Data shown –
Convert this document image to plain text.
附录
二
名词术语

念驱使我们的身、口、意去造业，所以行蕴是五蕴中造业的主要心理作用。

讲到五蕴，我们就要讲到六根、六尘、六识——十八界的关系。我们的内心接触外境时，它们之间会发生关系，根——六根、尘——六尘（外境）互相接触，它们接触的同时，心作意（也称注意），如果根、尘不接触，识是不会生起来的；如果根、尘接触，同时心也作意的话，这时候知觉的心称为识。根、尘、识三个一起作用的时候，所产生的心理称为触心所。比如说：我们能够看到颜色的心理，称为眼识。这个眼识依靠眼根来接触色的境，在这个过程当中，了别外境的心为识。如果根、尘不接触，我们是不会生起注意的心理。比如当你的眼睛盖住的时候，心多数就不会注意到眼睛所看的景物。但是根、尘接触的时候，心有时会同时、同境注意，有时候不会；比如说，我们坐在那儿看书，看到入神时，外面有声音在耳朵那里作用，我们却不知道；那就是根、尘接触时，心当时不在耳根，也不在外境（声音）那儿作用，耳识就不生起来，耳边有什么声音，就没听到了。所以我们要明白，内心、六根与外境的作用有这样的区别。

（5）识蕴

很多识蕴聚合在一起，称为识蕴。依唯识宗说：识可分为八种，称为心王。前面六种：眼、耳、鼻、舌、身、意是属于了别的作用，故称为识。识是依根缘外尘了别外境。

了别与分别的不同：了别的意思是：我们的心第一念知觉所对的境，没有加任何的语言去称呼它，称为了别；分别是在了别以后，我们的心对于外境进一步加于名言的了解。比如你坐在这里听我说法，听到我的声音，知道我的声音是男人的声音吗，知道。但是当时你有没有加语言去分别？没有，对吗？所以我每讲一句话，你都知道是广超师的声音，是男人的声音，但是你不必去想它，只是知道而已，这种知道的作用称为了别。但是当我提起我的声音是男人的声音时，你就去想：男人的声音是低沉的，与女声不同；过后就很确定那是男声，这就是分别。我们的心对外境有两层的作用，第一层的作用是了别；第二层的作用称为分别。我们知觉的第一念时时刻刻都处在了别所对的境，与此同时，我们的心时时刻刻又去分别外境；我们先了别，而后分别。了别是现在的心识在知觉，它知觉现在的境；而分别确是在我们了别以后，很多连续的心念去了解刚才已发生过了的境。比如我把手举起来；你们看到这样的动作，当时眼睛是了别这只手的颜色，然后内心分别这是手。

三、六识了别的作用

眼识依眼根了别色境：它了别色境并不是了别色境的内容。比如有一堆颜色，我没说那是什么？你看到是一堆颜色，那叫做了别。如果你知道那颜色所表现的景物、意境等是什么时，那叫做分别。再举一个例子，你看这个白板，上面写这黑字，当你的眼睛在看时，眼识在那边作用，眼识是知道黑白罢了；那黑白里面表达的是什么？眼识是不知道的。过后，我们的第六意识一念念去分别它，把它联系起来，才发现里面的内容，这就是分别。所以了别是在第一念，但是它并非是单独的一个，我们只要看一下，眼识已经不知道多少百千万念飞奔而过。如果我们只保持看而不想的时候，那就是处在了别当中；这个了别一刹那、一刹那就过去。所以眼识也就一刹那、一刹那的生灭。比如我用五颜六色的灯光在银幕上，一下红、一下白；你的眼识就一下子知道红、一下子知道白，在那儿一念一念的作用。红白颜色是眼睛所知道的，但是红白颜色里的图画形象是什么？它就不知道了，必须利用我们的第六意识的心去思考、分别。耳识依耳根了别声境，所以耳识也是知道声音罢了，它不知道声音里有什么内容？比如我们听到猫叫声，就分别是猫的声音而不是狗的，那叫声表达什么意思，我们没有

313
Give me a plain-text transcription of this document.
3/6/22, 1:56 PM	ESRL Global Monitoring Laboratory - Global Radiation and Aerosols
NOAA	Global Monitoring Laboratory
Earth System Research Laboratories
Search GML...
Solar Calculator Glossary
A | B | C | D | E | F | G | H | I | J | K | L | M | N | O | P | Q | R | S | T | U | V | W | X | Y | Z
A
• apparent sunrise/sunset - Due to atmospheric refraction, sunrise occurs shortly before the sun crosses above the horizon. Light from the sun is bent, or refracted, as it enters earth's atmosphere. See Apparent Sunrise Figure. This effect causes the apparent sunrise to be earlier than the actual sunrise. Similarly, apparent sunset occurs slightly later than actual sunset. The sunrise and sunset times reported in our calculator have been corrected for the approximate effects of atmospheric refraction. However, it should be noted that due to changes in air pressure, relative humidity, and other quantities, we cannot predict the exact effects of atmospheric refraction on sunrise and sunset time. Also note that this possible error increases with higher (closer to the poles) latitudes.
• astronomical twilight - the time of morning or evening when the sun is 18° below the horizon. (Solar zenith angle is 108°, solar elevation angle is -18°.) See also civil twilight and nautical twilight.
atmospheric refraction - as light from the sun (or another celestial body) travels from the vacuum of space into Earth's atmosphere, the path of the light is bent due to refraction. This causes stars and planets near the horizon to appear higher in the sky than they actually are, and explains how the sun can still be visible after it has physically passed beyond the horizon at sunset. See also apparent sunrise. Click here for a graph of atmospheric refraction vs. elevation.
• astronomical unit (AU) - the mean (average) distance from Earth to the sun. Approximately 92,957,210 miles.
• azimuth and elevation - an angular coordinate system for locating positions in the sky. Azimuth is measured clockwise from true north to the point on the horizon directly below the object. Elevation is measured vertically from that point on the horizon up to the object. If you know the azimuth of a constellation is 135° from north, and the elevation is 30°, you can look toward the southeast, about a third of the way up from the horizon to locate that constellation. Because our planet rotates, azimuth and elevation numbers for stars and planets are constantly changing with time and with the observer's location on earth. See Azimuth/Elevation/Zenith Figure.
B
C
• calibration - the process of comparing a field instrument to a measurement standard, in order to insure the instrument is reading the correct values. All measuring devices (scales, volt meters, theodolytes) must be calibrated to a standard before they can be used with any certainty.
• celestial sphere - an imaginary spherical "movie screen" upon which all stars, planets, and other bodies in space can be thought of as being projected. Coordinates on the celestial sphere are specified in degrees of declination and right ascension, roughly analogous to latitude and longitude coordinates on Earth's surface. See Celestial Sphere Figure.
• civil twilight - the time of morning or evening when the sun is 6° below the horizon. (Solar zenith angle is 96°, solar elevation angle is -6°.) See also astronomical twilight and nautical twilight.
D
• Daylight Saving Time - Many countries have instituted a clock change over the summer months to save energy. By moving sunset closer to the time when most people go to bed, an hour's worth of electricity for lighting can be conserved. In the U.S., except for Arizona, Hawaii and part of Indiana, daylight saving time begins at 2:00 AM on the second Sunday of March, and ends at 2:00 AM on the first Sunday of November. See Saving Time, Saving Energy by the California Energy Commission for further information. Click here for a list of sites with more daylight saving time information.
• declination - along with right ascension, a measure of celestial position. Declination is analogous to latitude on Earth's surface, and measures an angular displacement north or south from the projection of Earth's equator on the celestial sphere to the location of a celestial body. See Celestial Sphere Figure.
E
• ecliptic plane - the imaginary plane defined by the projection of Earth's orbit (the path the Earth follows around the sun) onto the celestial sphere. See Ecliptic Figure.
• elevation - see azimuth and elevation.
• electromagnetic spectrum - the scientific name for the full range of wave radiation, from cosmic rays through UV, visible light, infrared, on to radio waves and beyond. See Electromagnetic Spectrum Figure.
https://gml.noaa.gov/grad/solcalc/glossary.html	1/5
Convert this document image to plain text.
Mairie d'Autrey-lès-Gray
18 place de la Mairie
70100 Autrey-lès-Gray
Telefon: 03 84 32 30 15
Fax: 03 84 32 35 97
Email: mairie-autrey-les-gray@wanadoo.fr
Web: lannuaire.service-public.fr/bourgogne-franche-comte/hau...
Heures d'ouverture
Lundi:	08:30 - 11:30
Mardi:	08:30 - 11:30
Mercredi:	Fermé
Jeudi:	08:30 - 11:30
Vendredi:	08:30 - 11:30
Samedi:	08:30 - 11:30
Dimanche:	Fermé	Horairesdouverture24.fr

Your objective –
Where a line above holds the string "projection", show that line.

Task response –
• declination - along with right ascension, a measure of celestial position. Declination is analogous to latitude on Earth's surface, and measures an angular displacement north or south from the projection of Earth's equator on the celestial sphere to the location of a celestial body. See Celestial Sphere Figure.
• ecliptic plane - the imaginary plane defined by the projection of Earth's orbit (the path the Earth follows around the sun) onto the celestial sphere. See Ecliptic Figure.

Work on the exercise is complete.